Exercise requirements =
Pull every "name" line out of the data below.

Records from a collection of figures:
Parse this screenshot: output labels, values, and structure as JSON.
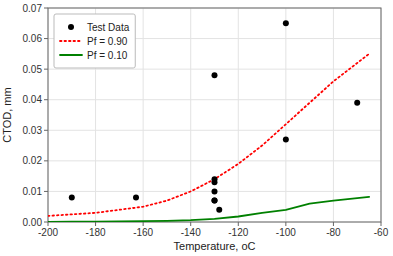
{
  "chart_data": {
    "type": "scatter",
    "xlabel": "Temperature, oC",
    "ylabel": "CTOD, mm",
    "xlim": [
      -200,
      -60
    ],
    "ylim": [
      0,
      0.07
    ],
    "xticks": [
      -200,
      -180,
      -160,
      -140,
      -120,
      -100,
      -80,
      -60
    ],
    "yticks": [
      {
        "value": 0,
        "label": "0.00"
      },
      0.01,
      0.02,
      0.03,
      0.04,
      0.05,
      0.06,
      0.07
    ],
    "grid": true,
    "legend": "upper-left",
    "series": [
      {
        "name": "Test Data",
        "type": "scatter",
        "color": "black",
        "marker": "circle",
        "x": [
          -190,
          -163,
          -130,
          -130,
          -130,
          -130,
          -130,
          -130,
          -128,
          -100,
          -100,
          -70
        ],
        "values": [
          0.008,
          0.008,
          0.048,
          0.014,
          0.013,
          0.01,
          0.007,
          0.007,
          0.004,
          0.065,
          0.027,
          0.039
        ]
      },
      {
        "name": "Pf = 0.90",
        "type": "line",
        "color": "red",
        "line_style": "dotted",
        "x": [
          -200,
          -190,
          -180,
          -170,
          -160,
          -150,
          -140,
          -130,
          -120,
          -110,
          -100,
          -90,
          -80,
          -70,
          -65
        ],
        "values": [
          0.002,
          0.0025,
          0.003,
          0.004,
          0.005,
          0.007,
          0.01,
          0.014,
          0.019,
          0.025,
          0.032,
          0.039,
          0.046,
          0.052,
          0.055
        ]
      },
      {
        "name": "Pf = 0.10",
        "type": "line",
        "color": "green",
        "line_style": "solid",
        "x": [
          -200,
          -190,
          -180,
          -170,
          -160,
          -150,
          -140,
          -130,
          -120,
          -110,
          -100,
          -90,
          -80,
          -70,
          -65
        ],
        "values": [
          5e-05,
          0.0001,
          0.00015,
          0.0002,
          0.0003,
          0.0004,
          0.0006,
          0.001,
          0.0018,
          0.003,
          0.004,
          0.006,
          0.007,
          0.0078,
          0.0082
        ]
      }
    ]
  }
}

Answer to the exercise =
        "name": "Test Data",
        "name": "Pf = 0.90",
        "name": "Pf = 0.10",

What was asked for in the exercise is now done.